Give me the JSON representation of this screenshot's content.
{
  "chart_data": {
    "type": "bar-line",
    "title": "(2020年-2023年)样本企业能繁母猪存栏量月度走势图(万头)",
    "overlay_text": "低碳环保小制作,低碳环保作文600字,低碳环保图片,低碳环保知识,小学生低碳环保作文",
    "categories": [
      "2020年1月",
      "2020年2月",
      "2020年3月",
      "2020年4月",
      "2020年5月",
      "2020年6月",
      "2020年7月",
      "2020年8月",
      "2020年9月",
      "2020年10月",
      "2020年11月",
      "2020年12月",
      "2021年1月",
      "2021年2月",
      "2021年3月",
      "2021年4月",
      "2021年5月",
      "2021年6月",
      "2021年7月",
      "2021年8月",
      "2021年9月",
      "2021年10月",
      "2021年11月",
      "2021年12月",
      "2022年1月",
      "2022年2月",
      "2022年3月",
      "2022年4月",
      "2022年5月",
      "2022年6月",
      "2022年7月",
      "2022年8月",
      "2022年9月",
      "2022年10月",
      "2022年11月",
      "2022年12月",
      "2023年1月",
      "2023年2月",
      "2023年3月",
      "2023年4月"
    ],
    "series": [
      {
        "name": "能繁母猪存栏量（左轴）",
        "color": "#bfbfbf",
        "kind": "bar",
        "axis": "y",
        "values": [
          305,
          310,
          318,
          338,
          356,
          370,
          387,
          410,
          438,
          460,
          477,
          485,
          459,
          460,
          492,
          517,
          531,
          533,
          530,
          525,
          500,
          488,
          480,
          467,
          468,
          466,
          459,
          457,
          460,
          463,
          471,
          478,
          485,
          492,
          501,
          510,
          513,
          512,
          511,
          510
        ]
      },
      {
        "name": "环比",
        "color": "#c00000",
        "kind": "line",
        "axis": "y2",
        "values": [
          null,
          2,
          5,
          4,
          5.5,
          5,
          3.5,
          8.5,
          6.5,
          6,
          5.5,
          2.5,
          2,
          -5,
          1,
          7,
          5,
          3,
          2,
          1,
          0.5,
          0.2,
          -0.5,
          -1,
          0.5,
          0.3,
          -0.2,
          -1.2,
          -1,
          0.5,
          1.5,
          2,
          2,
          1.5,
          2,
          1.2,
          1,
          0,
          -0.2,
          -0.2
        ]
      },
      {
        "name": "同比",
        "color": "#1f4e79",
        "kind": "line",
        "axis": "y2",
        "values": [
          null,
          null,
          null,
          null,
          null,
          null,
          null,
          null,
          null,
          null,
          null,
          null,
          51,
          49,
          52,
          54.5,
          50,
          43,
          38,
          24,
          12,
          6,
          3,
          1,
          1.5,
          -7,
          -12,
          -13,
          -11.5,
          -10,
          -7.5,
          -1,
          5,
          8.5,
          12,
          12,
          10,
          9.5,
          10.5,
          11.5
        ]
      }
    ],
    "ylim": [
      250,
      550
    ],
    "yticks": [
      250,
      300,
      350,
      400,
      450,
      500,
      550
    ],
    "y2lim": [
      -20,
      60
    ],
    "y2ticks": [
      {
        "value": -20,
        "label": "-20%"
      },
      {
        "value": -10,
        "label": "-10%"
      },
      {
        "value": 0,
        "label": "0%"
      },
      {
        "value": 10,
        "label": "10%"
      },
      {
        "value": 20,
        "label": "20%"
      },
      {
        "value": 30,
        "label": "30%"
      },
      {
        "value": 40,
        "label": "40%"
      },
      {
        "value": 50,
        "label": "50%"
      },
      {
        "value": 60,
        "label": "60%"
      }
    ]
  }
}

========================================================================

▶ **To do**:
Copy out the lines that hold "color".

▶ **Task answer**:
        "color": "#bfbfbf",
        "color": "#c00000",
        "color": "#1f4e79",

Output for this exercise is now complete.